| WRITTEN TASK |
Both the line containing "Read out every word on this page." and the last line of the listing are included: write out exactly the lines from one to the other.

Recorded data

☆ ☆ ☆ ☆ ☆ ☆ ☆

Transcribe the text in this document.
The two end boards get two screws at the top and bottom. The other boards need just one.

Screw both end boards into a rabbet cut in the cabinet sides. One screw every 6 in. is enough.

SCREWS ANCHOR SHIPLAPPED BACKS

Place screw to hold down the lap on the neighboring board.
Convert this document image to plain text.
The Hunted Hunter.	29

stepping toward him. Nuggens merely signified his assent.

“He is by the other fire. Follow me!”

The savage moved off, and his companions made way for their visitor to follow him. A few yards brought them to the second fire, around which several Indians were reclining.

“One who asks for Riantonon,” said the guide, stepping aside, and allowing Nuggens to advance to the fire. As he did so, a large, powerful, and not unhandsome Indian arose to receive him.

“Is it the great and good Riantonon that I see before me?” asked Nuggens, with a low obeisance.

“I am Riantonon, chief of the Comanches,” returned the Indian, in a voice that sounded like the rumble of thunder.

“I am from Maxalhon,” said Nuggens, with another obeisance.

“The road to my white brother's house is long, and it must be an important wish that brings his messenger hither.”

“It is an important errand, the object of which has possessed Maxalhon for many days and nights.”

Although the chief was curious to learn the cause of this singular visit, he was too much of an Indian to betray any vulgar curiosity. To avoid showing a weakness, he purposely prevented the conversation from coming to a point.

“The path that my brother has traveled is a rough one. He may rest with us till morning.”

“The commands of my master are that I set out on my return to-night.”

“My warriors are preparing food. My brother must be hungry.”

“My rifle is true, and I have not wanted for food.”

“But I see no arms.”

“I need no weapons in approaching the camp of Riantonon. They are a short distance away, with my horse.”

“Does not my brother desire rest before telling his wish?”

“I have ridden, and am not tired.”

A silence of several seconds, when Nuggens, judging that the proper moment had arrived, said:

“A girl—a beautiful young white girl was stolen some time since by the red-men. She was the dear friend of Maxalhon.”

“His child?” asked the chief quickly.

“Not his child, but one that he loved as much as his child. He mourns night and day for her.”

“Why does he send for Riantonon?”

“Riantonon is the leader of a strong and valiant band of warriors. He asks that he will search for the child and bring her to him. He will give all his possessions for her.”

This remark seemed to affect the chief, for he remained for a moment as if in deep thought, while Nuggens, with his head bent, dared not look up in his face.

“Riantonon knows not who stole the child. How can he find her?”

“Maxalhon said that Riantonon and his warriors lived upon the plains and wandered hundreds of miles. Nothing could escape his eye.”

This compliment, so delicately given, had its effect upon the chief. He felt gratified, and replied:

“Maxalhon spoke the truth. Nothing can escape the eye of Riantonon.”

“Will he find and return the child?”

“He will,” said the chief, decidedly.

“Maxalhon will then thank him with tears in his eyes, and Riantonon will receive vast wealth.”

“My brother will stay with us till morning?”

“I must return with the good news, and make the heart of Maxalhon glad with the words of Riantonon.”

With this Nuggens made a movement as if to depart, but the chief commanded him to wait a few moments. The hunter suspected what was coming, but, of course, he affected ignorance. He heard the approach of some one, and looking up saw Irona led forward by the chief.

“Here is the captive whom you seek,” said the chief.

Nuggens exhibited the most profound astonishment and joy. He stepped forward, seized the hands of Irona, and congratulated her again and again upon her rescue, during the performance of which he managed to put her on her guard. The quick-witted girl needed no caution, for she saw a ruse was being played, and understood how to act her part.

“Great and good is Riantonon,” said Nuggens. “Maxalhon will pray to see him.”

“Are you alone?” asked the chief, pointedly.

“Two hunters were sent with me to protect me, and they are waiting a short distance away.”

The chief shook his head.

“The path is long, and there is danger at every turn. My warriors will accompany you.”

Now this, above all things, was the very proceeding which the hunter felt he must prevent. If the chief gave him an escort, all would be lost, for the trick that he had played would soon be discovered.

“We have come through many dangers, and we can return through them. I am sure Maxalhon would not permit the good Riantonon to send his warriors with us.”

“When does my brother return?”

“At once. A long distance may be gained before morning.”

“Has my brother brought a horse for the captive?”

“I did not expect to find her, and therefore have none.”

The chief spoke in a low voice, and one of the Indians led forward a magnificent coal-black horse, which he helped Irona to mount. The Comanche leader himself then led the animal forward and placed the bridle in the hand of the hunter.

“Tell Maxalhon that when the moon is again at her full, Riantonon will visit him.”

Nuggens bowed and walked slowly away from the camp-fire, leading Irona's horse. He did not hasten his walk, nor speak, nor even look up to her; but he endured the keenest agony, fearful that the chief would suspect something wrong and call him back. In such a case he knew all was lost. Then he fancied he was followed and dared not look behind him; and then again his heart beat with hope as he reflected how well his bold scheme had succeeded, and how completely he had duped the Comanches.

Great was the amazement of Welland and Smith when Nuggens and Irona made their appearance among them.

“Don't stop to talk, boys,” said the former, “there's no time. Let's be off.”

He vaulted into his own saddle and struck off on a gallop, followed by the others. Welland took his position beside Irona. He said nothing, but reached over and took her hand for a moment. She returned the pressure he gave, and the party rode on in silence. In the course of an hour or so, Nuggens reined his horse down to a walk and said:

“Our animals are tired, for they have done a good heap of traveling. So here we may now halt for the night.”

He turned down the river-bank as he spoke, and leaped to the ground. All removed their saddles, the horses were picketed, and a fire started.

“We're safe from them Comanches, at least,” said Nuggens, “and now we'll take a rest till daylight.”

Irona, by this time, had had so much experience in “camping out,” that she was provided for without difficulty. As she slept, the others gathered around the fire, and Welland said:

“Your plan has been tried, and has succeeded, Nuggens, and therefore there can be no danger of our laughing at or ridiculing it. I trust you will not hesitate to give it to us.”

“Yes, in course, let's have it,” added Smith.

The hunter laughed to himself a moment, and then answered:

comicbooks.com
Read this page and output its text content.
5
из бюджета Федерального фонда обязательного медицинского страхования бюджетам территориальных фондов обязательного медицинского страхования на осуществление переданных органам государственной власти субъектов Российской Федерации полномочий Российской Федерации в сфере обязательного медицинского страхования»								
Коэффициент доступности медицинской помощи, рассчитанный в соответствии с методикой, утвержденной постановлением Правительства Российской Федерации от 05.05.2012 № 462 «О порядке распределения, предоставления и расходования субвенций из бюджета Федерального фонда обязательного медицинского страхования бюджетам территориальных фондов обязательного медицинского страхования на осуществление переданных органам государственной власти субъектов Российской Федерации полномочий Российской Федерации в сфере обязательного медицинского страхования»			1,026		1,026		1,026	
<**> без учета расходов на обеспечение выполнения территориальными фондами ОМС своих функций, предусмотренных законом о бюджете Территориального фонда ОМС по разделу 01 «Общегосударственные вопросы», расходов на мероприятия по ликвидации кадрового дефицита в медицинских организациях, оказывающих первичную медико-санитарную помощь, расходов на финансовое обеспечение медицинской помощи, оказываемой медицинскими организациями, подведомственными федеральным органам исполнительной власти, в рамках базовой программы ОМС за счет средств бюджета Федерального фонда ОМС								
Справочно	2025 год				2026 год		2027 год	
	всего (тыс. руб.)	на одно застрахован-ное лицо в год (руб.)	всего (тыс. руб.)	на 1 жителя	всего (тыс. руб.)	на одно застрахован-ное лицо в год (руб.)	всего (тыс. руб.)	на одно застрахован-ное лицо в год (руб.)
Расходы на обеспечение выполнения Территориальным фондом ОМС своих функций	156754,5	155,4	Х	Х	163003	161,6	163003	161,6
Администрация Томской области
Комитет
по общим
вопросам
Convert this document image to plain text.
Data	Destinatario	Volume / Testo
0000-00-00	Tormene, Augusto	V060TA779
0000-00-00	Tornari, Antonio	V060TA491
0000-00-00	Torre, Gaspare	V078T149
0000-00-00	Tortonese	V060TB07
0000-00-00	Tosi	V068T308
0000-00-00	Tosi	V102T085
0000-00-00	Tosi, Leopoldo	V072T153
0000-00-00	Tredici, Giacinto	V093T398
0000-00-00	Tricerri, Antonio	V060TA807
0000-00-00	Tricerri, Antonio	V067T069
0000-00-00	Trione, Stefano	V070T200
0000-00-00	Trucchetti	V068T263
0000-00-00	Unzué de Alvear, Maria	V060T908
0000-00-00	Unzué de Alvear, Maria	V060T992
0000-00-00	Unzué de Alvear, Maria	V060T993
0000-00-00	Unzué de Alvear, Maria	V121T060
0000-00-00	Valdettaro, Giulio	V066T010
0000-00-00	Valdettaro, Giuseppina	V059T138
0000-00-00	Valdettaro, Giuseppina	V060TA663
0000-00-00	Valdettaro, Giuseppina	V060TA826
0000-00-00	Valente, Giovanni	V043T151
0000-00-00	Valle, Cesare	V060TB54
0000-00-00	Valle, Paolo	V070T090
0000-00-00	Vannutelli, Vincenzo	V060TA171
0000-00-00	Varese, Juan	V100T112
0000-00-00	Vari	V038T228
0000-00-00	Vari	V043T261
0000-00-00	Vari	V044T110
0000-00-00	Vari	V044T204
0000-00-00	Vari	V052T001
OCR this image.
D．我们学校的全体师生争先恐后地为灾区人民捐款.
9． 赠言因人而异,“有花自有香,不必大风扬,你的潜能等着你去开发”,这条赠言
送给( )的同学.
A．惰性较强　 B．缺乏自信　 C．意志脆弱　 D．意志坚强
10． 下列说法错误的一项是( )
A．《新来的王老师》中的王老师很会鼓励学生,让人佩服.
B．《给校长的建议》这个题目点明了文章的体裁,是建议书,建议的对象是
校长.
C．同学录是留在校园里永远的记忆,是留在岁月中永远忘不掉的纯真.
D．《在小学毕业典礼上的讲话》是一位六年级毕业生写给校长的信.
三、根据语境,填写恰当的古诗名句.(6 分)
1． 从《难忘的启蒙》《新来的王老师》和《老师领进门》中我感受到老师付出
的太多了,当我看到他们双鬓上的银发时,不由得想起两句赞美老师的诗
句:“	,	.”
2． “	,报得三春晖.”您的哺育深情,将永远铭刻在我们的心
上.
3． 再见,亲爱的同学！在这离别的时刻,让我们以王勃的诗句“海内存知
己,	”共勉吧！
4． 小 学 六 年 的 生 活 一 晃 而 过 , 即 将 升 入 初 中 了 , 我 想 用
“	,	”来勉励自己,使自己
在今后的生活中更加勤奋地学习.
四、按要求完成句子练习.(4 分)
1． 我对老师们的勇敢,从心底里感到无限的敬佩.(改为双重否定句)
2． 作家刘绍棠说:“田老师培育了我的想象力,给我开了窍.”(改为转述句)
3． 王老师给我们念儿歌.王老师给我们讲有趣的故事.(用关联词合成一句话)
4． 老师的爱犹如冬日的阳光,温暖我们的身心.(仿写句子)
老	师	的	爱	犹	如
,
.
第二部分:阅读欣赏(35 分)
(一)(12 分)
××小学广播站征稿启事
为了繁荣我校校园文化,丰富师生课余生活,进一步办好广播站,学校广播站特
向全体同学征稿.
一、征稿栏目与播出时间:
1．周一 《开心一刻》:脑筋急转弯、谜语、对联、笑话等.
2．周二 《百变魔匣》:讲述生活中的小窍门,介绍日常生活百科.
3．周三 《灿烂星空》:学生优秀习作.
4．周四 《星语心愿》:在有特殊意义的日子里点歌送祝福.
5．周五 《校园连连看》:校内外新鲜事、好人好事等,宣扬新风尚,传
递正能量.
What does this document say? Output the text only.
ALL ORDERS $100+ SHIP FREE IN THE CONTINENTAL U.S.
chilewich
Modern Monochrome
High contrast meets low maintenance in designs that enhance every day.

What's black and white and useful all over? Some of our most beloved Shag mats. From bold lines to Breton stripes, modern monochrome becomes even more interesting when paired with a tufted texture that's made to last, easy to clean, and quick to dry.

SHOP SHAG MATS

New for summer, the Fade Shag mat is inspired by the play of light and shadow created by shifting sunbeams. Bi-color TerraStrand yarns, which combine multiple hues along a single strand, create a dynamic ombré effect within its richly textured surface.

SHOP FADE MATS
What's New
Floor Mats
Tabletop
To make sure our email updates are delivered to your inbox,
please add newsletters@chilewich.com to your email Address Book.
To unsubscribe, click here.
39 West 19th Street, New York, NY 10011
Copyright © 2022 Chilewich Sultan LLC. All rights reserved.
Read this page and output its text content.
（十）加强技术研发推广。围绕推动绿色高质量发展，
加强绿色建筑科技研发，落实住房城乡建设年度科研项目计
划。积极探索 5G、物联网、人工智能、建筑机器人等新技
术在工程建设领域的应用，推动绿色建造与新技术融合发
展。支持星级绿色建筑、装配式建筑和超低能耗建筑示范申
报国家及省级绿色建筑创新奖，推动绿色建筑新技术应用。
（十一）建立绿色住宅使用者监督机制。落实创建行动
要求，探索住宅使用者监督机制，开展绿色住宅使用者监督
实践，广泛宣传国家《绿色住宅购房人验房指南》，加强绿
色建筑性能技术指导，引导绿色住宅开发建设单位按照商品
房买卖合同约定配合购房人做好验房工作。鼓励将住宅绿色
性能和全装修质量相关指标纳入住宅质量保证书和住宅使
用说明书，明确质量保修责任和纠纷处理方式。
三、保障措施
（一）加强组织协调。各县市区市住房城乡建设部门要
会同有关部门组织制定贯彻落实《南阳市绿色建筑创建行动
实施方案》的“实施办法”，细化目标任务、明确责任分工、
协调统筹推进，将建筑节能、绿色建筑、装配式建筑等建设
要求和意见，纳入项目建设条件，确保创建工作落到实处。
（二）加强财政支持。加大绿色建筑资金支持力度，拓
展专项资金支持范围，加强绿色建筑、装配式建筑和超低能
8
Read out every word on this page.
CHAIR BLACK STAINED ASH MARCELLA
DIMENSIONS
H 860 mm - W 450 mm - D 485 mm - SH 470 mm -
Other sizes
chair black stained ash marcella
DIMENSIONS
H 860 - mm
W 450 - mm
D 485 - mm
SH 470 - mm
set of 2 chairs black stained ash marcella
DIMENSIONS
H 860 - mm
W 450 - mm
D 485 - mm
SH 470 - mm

☆ ☆ ☆ ☆ ☆ ☆ ☆

| EXERCISE RESULT |
Read out every word on this page.
CHAIR BLACK STAINED ASH MARCELLA
DIMENSIONS
H 860 mm - W 450 mm - D 485 mm - SH 470 mm -
Other sizes
chair black stained ash marcella
DIMENSIONS
H 860 - mm
W 450 - mm
D 485 - mm
SH 470 - mm
set of 2 chairs black stained ash marcella
DIMENSIONS
H 860 - mm
W 450 - mm
D 485 - mm
SH 470 - mm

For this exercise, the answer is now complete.